-- START --
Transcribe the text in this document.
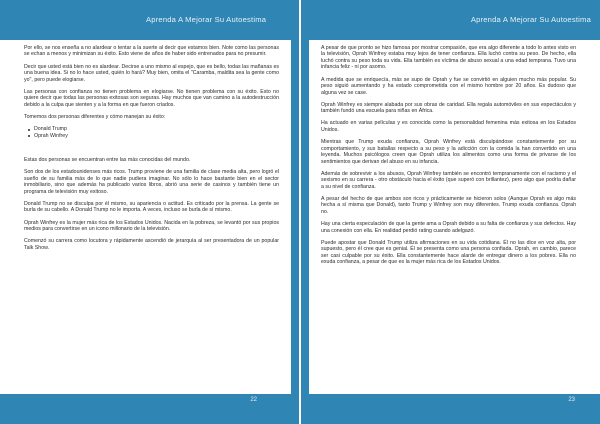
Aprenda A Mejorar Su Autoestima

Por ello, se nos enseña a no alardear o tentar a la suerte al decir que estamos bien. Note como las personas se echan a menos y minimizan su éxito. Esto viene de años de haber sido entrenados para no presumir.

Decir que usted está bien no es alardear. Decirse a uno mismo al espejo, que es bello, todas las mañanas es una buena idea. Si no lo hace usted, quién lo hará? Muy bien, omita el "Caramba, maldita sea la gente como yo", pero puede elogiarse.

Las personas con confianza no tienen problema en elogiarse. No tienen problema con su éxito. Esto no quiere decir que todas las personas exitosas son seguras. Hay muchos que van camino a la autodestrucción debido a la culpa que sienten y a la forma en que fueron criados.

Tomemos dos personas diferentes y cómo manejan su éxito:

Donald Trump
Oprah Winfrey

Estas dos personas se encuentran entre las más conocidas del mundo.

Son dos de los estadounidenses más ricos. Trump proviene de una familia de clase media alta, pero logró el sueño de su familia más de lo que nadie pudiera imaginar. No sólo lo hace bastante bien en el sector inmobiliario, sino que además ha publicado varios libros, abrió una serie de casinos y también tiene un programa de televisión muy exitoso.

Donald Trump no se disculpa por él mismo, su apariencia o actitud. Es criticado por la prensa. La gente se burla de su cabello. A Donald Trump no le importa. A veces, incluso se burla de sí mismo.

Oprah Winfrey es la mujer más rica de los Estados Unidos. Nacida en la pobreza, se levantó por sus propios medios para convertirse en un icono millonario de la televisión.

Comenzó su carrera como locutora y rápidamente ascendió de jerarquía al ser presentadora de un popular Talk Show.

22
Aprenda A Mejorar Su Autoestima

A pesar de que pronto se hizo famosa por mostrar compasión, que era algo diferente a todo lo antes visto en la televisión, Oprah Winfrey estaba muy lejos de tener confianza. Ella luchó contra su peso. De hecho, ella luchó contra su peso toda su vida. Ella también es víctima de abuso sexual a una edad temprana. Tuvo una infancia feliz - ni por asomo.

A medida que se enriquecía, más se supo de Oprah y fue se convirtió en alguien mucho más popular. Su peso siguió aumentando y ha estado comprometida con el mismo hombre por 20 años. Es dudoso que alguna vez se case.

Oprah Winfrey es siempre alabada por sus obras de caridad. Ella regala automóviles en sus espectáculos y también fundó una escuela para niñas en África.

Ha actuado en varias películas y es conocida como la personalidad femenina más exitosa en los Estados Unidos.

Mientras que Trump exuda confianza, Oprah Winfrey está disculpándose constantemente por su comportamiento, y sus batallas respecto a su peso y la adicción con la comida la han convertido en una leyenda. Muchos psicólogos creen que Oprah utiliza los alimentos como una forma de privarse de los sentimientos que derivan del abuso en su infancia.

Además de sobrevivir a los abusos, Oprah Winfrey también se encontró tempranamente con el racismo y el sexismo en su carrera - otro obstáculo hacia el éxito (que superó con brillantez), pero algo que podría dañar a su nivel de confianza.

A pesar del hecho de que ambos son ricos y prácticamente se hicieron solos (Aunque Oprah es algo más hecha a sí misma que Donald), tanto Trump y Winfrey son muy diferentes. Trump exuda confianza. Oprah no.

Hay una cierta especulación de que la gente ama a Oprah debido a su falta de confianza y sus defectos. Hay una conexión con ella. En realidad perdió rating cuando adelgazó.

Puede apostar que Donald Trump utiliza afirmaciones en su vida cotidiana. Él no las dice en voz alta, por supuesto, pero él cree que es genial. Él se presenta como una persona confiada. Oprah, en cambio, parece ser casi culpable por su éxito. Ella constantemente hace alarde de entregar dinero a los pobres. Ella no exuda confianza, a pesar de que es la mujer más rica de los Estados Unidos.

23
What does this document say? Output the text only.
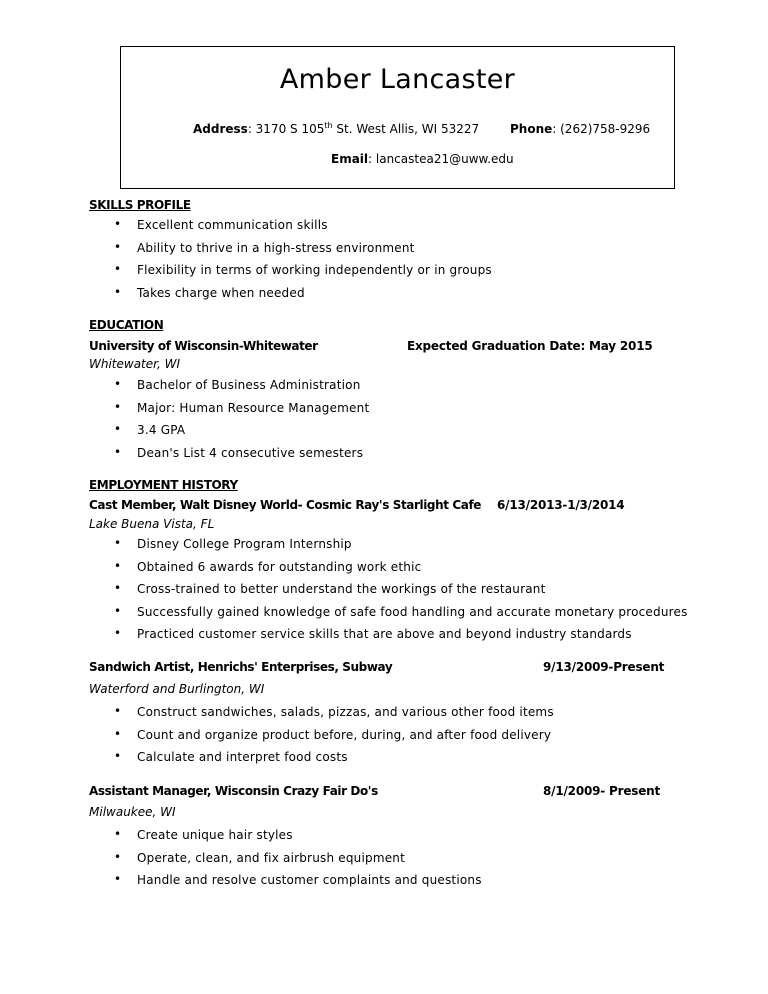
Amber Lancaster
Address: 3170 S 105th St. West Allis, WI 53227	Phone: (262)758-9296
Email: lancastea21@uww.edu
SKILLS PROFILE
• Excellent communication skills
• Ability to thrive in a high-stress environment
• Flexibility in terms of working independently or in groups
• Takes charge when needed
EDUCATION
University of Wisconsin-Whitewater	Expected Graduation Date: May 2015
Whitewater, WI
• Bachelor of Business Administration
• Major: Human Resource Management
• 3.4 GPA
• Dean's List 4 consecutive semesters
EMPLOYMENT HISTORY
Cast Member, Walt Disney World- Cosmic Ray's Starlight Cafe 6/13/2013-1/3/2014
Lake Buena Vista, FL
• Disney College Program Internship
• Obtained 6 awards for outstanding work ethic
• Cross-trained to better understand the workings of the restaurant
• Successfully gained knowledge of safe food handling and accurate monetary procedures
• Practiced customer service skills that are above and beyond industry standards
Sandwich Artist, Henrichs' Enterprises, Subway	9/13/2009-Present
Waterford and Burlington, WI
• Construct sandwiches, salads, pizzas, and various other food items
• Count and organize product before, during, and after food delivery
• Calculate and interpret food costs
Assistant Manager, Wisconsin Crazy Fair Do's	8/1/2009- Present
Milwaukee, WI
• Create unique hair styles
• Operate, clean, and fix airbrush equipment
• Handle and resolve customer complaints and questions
-- END --
EXERCISE REQUIREMENTS: Find every line containing the word "Whitewater", then give the total and nothing more.

FINAL RESULT: 2